▶ _WHAT THIS TASK INVOLVES_
Copy out each line that has "Quantiles" in it.

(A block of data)
----------
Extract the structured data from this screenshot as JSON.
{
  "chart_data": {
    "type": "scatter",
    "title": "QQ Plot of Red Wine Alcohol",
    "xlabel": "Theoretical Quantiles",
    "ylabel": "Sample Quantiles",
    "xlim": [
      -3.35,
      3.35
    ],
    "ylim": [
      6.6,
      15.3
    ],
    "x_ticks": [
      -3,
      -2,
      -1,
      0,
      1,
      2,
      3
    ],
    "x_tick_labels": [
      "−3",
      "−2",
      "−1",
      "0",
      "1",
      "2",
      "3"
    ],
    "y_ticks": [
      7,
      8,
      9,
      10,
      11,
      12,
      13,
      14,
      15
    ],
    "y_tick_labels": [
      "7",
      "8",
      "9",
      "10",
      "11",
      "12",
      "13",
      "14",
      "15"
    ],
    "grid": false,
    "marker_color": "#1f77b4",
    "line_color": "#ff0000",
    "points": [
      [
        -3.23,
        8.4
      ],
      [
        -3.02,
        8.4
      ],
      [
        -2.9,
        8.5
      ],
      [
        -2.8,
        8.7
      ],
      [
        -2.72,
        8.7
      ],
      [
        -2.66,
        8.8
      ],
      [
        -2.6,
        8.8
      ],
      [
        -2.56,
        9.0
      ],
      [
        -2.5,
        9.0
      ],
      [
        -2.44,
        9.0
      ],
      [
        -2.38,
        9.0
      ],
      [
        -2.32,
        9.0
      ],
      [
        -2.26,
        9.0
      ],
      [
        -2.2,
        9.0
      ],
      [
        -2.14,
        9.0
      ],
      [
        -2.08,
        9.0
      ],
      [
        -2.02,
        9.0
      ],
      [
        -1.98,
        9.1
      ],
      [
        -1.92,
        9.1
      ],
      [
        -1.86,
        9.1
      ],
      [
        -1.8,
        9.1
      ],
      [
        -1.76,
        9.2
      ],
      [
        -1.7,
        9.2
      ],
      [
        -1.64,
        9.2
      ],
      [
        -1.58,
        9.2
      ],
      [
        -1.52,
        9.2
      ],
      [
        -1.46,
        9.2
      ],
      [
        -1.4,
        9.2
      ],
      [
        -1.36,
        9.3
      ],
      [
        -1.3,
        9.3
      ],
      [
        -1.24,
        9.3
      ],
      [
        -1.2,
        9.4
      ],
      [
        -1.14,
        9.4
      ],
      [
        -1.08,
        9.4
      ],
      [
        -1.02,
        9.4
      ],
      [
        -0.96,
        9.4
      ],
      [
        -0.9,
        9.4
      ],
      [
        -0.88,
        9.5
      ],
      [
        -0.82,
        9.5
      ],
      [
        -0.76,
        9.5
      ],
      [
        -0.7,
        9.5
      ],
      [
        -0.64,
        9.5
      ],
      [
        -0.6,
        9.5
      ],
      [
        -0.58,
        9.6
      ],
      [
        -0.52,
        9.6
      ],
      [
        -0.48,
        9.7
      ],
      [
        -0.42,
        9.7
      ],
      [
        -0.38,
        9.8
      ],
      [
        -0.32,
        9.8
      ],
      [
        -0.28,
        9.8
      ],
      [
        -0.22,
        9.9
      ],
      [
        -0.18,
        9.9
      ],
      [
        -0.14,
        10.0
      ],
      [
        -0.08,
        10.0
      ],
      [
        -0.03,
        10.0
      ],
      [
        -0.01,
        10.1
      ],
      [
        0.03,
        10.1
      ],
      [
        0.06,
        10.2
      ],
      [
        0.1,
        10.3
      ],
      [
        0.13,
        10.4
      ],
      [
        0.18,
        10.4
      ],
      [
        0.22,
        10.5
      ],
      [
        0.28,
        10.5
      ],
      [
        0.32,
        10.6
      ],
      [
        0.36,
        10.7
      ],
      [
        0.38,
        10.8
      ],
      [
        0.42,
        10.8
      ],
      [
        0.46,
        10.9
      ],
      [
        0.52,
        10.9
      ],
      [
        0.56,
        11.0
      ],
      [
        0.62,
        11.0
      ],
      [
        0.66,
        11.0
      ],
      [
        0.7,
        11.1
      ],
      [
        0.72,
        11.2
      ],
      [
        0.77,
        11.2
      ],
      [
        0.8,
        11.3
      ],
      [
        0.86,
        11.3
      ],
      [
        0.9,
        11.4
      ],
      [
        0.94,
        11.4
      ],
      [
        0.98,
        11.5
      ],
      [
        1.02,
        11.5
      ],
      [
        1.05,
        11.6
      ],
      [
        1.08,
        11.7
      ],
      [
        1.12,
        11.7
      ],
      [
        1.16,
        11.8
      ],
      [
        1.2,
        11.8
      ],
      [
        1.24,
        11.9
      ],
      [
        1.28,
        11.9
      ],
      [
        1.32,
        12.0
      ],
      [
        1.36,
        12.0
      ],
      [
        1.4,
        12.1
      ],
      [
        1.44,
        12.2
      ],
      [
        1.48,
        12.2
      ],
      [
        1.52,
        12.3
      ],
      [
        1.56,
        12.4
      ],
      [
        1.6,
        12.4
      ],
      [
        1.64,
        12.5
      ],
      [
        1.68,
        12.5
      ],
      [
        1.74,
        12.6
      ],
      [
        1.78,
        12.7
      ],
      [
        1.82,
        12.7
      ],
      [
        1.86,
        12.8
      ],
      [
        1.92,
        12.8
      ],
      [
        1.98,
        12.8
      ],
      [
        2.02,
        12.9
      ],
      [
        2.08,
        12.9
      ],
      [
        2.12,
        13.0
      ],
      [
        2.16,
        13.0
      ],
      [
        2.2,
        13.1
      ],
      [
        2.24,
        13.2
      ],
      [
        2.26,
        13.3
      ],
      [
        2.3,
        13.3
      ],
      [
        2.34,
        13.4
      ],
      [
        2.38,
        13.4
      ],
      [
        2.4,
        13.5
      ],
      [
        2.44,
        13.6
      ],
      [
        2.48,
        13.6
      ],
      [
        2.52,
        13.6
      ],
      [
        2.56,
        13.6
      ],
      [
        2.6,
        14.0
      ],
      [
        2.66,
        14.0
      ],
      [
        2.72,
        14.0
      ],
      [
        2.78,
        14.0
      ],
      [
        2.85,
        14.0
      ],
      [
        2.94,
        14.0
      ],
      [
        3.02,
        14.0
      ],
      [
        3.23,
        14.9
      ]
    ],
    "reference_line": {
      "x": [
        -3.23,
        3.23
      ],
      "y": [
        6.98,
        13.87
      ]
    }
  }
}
----------
▶ _OUTPUT BELOW_
    "xlabel": "Theoretical Quantiles",
    "ylabel": "Sample Quantiles",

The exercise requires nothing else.